**SET PROBLEM**
Output the lines between the one holding "Patent image size: (650, 792)." and the one holding "The outer cover 11 is at (448, 275).", both included, with no changes.

Records from a data collection:
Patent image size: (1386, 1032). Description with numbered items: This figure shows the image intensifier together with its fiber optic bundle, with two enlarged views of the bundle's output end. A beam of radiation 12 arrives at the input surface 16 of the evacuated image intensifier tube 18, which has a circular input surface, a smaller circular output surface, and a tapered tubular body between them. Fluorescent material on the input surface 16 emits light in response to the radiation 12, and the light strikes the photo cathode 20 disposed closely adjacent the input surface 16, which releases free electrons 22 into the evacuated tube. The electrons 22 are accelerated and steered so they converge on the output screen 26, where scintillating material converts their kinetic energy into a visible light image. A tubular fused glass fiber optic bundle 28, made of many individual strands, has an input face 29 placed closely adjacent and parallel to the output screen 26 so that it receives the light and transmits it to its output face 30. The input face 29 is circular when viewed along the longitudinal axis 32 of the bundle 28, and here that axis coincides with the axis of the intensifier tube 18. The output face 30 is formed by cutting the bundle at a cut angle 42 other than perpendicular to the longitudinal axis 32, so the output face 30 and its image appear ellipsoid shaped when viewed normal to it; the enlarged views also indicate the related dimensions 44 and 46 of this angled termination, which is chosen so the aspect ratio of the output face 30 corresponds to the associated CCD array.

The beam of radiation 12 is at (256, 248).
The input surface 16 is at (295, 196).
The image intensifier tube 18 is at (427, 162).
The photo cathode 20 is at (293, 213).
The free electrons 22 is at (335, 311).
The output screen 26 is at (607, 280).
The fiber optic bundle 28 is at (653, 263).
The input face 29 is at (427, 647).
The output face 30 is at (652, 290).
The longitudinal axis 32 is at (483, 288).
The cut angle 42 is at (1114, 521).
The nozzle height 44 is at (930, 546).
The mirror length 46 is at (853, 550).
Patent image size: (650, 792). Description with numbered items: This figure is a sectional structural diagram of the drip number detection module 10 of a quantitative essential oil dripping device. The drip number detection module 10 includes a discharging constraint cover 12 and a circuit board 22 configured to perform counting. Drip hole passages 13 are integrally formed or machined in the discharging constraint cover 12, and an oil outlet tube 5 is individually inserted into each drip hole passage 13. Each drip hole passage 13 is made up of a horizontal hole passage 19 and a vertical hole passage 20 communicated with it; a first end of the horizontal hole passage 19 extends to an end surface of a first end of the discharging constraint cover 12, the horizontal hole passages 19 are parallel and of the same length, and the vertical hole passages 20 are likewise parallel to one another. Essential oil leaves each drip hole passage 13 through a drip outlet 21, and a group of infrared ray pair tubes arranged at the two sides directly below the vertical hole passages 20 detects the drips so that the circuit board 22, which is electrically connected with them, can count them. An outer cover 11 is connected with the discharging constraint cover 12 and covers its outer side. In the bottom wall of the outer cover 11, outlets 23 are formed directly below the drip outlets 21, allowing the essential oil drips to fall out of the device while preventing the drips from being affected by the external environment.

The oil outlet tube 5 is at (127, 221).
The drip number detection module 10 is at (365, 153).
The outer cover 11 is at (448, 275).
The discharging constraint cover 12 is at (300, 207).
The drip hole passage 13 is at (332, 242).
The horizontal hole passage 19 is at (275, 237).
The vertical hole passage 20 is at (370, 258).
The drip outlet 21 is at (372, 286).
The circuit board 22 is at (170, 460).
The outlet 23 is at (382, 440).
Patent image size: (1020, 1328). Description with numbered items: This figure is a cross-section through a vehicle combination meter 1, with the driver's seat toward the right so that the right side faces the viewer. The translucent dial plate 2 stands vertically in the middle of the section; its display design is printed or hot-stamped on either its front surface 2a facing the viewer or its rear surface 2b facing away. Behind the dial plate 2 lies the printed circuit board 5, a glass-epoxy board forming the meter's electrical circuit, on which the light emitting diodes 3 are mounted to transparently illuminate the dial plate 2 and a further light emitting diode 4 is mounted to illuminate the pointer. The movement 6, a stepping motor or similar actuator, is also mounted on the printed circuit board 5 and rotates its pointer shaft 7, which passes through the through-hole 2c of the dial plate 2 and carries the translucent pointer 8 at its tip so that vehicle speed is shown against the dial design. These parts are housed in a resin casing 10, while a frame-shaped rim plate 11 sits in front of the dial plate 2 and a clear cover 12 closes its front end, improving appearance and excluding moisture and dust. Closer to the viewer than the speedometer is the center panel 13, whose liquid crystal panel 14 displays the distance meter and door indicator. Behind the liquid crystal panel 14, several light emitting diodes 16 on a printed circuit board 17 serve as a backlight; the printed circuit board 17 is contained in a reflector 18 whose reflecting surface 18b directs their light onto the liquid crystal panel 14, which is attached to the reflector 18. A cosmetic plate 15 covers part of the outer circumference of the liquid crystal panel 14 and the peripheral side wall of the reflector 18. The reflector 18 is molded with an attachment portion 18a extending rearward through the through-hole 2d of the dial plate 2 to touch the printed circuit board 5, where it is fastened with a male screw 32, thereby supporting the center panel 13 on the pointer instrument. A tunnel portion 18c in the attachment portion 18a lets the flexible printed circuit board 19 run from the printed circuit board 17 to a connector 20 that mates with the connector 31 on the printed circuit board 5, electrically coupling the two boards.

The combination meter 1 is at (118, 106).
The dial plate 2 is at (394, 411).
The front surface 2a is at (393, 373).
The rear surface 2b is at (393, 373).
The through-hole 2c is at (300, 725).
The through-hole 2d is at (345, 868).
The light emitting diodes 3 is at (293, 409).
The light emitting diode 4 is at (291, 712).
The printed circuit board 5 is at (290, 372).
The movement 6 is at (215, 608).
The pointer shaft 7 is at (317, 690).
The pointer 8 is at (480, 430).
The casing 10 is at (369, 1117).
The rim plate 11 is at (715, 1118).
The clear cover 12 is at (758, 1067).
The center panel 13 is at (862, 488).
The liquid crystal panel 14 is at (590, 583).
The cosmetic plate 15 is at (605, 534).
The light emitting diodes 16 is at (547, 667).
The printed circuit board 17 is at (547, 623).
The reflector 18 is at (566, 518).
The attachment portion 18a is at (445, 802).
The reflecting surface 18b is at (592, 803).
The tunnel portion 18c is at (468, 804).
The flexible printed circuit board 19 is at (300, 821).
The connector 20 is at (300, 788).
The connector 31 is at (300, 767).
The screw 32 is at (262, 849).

**OUTPUT FOR THIS TASK**
Patent image size: (650, 792). Description with numbered items: This figure is a sectional structural diagram of the drip number detection module 10 of a quantitative essential oil dripping device. The drip number detection module 10 includes a discharging constraint cover 12 and a circuit board 22 configured to perform counting. Drip hole passages 13 are integrally formed or machined in the discharging constraint cover 12, and an oil outlet tube 5 is individually inserted into each drip hole passage 13. Each drip hole passage 13 is made up of a horizontal hole passage 19 and a vertical hole passage 20 communicated with it; a first end of the horizontal hole passage 19 extends to an end surface of a first end of the discharging constraint cover 12, the horizontal hole passages 19 are parallel and of the same length, and the vertical hole passages 20 are likewise parallel to one another. Essential oil leaves each drip hole passage 13 through a drip outlet 21, and a group of infrared ray pair tubes arranged at the two sides directly below the vertical hole passages 20 detects the drips so that the circuit board 22, which is electrically connected with them, can count them. An outer cover 11 is connected with the discharging constraint cover 12 and covers its outer side. In the bottom wall of the outer cover 11, outlets 23 are formed directly below the drip outlets 21, allowing the essential oil drips to fall out of the device while preventing the drips from being affected by the external environment.

The oil outlet tube 5 is at (127, 221).
The drip number detection module 10 is at (365, 153).
The outer cover 11 is at (448, 275).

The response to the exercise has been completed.